■ WHAT YOU SHOULD DO ■
Would you print the records below word for word, without the pictures?

▽

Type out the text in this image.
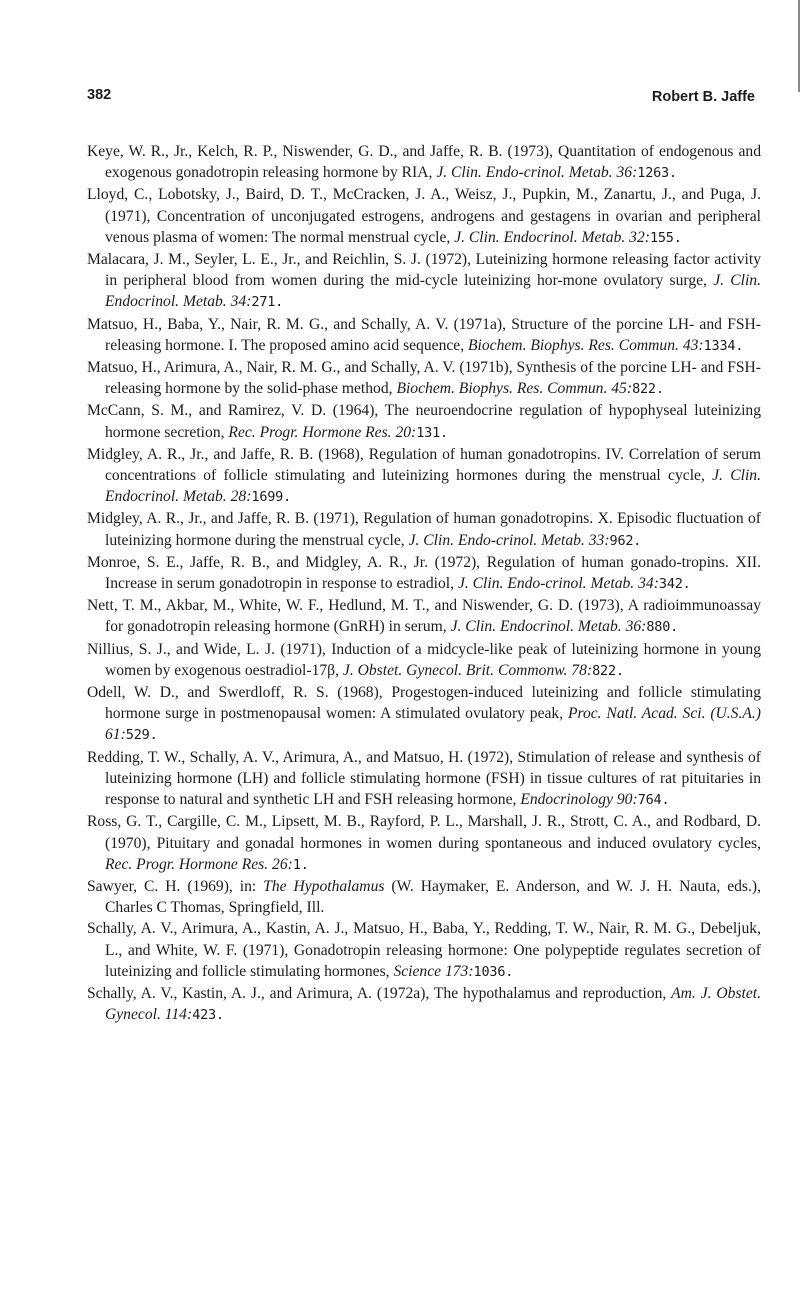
382	Robert B. Jaffe
Keye, W. R., Jr., Kelch, R. P., Niswender, G. D., and Jaffe, R. B. (1973), Quantitation of endogenous and exogenous gonadotropin releasing hormone by RIA, J. Clin. Endo-crinol. Metab. 36:1263.
Lloyd, C., Lobotsky, J., Baird, D. T., McCracken, J. A., Weisz, J., Pupkin, M., Zanartu, J., and Puga, J. (1971), Concentration of unconjugated estrogens, androgens and gestagens in ovarian and peripheral venous plasma of women: The normal menstrual cycle, J. Clin. Endocrinol. Metab. 32:155.
Malacara, J. M., Seyler, L. E., Jr., and Reichlin, S. J. (1972), Luteinizing hormone releasing factor activity in peripheral blood from women during the mid-cycle luteinizing hor-mone ovulatory surge, J. Clin. Endocrinol. Metab. 34:271.
Matsuo, H., Baba, Y., Nair, R. M. G., and Schally, A. V. (1971a), Structure of the porcine LH- and FSH-releasing hormone. I. The proposed amino acid sequence, Biochem. Biophys. Res. Commun. 43:1334.
Matsuo, H., Arimura, A., Nair, R. M. G., and Schally, A. V. (1971b), Synthesis of the porcine LH- and FSH-releasing hormone by the solid-phase method, Biochem. Biophys. Res. Commun. 45:822.
McCann, S. M., and Ramirez, V. D. (1964), The neuroendocrine regulation of hypophyseal luteinizing hormone secretion, Rec. Progr. Hormone Res. 20:131.
Midgley, A. R., Jr., and Jaffe, R. B. (1968), Regulation of human gonadotropins. IV. Correlation of serum concentrations of follicle stimulating and luteinizing hormones during the menstrual cycle, J. Clin. Endocrinol. Metab. 28:1699.
Midgley, A. R., Jr., and Jaffe, R. B. (1971), Regulation of human gonadotropins. X. Episodic fluctuation of luteinizing hormone during the menstrual cycle, J. Clin. Endo-crinol. Metab. 33:962.
Monroe, S. E., Jaffe, R. B., and Midgley, A. R., Jr. (1972), Regulation of human gonado-tropins. XII. Increase in serum gonadotropin in response to estradiol, J. Clin. Endo-crinol. Metab. 34:342.
Nett, T. M., Akbar, M., White, W. F., Hedlund, M. T., and Niswender, G. D. (1973), A radioimmunoassay for gonadotropin releasing hormone (GnRH) in serum, J. Clin. Endocrinol. Metab. 36:880.
Nillius, S. J., and Wide, L. J. (1971), Induction of a midcycle-like peak of luteinizing hormone in young women by exogenous oestradiol-17β, J. Obstet. Gynecol. Brit. Commonw. 78:822.
Odell, W. D., and Swerdloff, R. S. (1968), Progestogen-induced luteinizing and follicle stimulating hormone surge in postmenopausal women: A stimulated ovulatory peak, Proc. Natl. Acad. Sci. (U.S.A.) 61:529.
Redding, T. W., Schally, A. V., Arimura, A., and Matsuo, H. (1972), Stimulation of release and synthesis of luteinizing hormone (LH) and follicle stimulating hormone (FSH) in tissue cultures of rat pituitaries in response to natural and synthetic LH and FSH releasing hormone, Endocrinology 90:764.
Ross, G. T., Cargille, C. M., Lipsett, M. B., Rayford, P. L., Marshall, J. R., Strott, C. A., and Rodbard, D. (1970), Pituitary and gonadal hormones in women during spontaneous and induced ovulatory cycles, Rec. Progr. Hormone Res. 26:1.
Sawyer, C. H. (1969), in: The Hypothalamus (W. Haymaker, E. Anderson, and W. J. H. Nauta, eds.), Charles C Thomas, Springfield, Ill.
Schally, A. V., Arimura, A., Kastin, A. J., Matsuo, H., Baba, Y., Redding, T. W., Nair, R. M. G., Debeljuk, L., and White, W. F. (1971), Gonadotropin releasing hormone: One polypeptide regulates secretion of luteinizing and follicle stimulating hormones, Science 173:1036.
Schally, A. V., Kastin, A. J., and Arimura, A. (1972a), The hypothalamus and reproduction, Am. J. Obstet. Gynecol. 114:423.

△

■ ANSWER TO THIS TASK ■
Type out the text in this image.
382	Robert B. Jaffe
Keye, W. R., Jr., Kelch, R. P., Niswender, G. D., and Jaffe, R. B. (1973), Quantitation of endogenous and exogenous gonadotropin releasing hormone by RIA, J. Clin. Endo-crinol. Metab. 36:1263.
Lloyd, C., Lobotsky, J., Baird, D. T., McCracken, J. A., Weisz, J., Pupkin, M., Zanartu, J., and Puga, J. (1971), Concentration of unconjugated estrogens, androgens and gestagens in ovarian and peripheral venous plasma of women: The normal menstrual cycle, J. Clin. Endocrinol. Metab. 32:155.
Malacara, J. M., Seyler, L. E., Jr., and Reichlin, S. J. (1972), Luteinizing hormone releasing factor activity in peripheral blood from women during the mid-cycle luteinizing hor-mone ovulatory surge, J. Clin. Endocrinol. Metab. 34:271.
Matsuo, H., Baba, Y., Nair, R. M. G., and Schally, A. V. (1971a), Structure of the porcine LH- and FSH-releasing hormone. I. The proposed amino acid sequence, Biochem. Biophys. Res. Commun. 43:1334.
Matsuo, H., Arimura, A., Nair, R. M. G., and Schally, A. V. (1971b), Synthesis of the porcine LH- and FSH-releasing hormone by the solid-phase method, Biochem. Biophys. Res. Commun. 45:822.
McCann, S. M., and Ramirez, V. D. (1964), The neuroendocrine regulation of hypophyseal luteinizing hormone secretion, Rec. Progr. Hormone Res. 20:131.
Midgley, A. R., Jr., and Jaffe, R. B. (1968), Regulation of human gonadotropins. IV. Correlation of serum concentrations of follicle stimulating and luteinizing hormones during the menstrual cycle, J. Clin. Endocrinol. Metab. 28:1699.
Midgley, A. R., Jr., and Jaffe, R. B. (1971), Regulation of human gonadotropins. X. Episodic fluctuation of luteinizing hormone during the menstrual cycle, J. Clin. Endo-crinol. Metab. 33:962.
Monroe, S. E., Jaffe, R. B., and Midgley, A. R., Jr. (1972), Regulation of human gonado-tropins. XII. Increase in serum gonadotropin in response to estradiol, J. Clin. Endo-crinol. Metab. 34:342.
Nett, T. M., Akbar, M., White, W. F., Hedlund, M. T., and Niswender, G. D. (1973), A radioimmunoassay for gonadotropin releasing hormone (GnRH) in serum, J. Clin. Endocrinol. Metab. 36:880.
Nillius, S. J., and Wide, L. J. (1971), Induction of a midcycle-like peak of luteinizing hormone in young women by exogenous oestradiol-17β, J. Obstet. Gynecol. Brit. Commonw. 78:822.
Odell, W. D., and Swerdloff, R. S. (1968), Progestogen-induced luteinizing and follicle stimulating hormone surge in postmenopausal women: A stimulated ovulatory peak, Proc. Natl. Acad. Sci. (U.S.A.) 61:529.
Redding, T. W., Schally, A. V., Arimura, A., and Matsuo, H. (1972), Stimulation of release and synthesis of luteinizing hormone (LH) and follicle stimulating hormone (FSH) in tissue cultures of rat pituitaries in response to natural and synthetic LH and FSH releasing hormone, Endocrinology 90:764.
Ross, G. T., Cargille, C. M., Lipsett, M. B., Rayford, P. L., Marshall, J. R., Strott, C. A., and Rodbard, D. (1970), Pituitary and gonadal hormones in women during spontaneous and induced ovulatory cycles, Rec. Progr. Hormone Res. 26:1.
Sawyer, C. H. (1969), in: The Hypothalamus (W. Haymaker, E. Anderson, and W. J. H. Nauta, eds.), Charles C Thomas, Springfield, Ill.
Schally, A. V., Arimura, A., Kastin, A. J., Matsuo, H., Baba, Y., Redding, T. W., Nair, R. M. G., Debeljuk, L., and White, W. F. (1971), Gonadotropin releasing hormone: One polypeptide regulates secretion of luteinizing and follicle stimulating hormones, Science 173:1036.
Schally, A. V., Kastin, A. J., and Arimura, A. (1972a), The hypothalamus and reproduction, Am. J. Obstet. Gynecol. 114:423.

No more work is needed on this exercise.